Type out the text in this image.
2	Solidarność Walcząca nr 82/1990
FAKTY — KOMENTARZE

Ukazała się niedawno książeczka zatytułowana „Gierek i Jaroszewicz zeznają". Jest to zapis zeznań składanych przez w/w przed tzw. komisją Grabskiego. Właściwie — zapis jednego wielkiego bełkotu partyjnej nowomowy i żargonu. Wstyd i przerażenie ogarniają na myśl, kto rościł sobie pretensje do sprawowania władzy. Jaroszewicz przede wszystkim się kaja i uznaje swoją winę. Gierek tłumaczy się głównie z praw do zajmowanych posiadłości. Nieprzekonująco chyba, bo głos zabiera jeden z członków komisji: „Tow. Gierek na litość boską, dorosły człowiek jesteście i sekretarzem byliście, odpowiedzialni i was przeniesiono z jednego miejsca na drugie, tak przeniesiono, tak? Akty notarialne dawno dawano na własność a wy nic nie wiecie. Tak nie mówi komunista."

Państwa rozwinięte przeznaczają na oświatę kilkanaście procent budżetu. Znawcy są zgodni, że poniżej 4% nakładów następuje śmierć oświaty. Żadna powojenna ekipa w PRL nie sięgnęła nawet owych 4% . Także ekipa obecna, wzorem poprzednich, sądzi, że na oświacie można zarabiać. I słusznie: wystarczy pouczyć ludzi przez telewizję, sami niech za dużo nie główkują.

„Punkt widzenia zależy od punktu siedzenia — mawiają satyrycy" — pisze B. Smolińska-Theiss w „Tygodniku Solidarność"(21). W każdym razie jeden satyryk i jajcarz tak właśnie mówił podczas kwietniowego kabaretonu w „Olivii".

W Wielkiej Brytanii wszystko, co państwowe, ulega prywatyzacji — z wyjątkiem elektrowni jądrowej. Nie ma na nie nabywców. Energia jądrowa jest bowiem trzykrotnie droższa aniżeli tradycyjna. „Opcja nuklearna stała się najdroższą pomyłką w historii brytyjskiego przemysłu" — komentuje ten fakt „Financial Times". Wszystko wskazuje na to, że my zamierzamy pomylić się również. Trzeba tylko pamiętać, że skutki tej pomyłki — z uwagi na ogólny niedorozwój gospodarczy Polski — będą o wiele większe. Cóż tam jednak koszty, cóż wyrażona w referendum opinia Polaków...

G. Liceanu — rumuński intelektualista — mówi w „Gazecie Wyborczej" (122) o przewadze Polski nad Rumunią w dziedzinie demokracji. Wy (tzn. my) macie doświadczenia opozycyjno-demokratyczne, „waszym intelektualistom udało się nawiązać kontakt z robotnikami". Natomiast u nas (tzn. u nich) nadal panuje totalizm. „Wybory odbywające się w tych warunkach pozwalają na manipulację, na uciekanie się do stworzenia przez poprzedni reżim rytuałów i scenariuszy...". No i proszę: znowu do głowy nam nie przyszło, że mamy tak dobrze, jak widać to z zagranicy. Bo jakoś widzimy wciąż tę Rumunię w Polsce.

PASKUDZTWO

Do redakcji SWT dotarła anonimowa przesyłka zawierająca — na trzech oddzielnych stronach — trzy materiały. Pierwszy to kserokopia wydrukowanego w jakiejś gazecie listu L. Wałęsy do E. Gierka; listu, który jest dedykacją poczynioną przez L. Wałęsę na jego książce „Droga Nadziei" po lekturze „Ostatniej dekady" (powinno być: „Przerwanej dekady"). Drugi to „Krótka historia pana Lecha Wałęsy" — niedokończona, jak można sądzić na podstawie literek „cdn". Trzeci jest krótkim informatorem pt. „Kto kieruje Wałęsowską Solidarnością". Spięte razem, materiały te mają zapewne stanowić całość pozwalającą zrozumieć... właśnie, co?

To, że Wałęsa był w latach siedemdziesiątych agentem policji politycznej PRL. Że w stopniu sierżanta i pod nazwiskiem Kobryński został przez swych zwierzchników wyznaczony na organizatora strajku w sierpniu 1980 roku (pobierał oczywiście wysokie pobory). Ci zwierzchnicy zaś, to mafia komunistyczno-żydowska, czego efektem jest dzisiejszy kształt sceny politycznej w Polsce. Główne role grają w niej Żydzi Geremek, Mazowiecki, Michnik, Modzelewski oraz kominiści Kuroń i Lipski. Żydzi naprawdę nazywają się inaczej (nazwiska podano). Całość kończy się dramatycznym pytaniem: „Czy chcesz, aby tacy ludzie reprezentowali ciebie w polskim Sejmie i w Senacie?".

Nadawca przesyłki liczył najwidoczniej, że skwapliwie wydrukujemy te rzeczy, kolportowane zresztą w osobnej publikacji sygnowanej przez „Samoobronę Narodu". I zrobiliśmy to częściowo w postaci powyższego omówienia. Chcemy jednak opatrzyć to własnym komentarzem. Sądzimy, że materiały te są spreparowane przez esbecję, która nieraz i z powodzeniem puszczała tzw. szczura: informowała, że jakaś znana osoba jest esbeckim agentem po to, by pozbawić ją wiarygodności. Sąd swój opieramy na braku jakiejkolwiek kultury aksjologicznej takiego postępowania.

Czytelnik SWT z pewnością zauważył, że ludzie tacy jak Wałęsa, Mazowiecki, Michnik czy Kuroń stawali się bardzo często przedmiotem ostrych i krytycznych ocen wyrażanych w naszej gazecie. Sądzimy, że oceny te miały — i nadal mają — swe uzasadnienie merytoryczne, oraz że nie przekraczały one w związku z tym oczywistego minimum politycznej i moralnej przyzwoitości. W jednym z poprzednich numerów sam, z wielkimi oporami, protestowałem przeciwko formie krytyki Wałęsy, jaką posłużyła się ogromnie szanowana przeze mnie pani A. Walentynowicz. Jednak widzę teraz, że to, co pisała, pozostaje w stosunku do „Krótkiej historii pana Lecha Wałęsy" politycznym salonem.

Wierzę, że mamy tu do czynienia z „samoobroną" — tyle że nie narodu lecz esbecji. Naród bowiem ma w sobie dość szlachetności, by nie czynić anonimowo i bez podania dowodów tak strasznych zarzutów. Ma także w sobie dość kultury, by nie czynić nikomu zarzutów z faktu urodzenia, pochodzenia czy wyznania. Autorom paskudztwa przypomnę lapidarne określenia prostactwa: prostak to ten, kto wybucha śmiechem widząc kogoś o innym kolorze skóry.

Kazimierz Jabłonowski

_ _ _ _ _ _ _

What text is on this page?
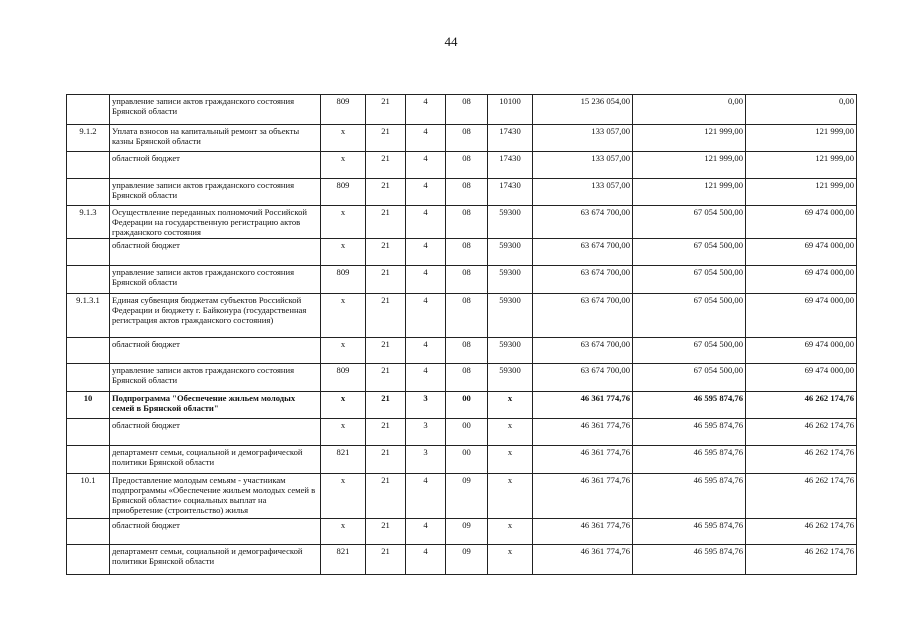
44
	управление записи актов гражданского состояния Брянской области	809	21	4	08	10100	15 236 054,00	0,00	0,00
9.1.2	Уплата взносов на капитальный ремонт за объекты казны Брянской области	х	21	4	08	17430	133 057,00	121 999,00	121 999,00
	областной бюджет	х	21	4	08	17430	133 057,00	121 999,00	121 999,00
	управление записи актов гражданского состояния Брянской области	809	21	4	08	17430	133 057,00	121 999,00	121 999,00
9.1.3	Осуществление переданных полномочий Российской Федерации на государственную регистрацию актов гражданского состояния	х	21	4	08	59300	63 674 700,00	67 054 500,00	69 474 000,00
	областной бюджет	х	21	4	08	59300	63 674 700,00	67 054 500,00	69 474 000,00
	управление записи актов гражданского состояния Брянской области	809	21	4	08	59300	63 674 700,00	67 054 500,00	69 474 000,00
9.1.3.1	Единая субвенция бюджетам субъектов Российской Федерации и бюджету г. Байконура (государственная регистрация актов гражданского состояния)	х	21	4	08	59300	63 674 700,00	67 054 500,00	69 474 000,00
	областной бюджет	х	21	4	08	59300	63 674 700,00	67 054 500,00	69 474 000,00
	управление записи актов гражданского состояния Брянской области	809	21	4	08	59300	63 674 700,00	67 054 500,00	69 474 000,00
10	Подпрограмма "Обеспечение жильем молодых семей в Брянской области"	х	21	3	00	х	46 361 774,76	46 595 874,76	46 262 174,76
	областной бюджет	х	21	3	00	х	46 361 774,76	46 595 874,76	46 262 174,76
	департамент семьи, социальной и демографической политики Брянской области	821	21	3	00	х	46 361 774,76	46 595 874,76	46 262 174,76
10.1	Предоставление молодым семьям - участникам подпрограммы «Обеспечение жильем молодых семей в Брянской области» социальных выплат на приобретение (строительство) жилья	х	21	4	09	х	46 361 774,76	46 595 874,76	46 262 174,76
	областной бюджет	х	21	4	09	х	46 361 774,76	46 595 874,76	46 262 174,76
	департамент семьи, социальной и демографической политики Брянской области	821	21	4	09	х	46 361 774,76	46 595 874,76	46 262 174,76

_ _ _ _ _ _ _

In the material above, show every line where the word "семьи" turns up.

◆ **Response for this exercise**
	департамент семьи, социальной и демографической политики Брянской области	821	21	3	00	х	46 361 774,76	46 595 874,76	46 262 174,76
	департамент семьи, социальной и демографической политики Брянской области	821	21	4	09	х	46 361 774,76	46 595 874,76	46 262 174,76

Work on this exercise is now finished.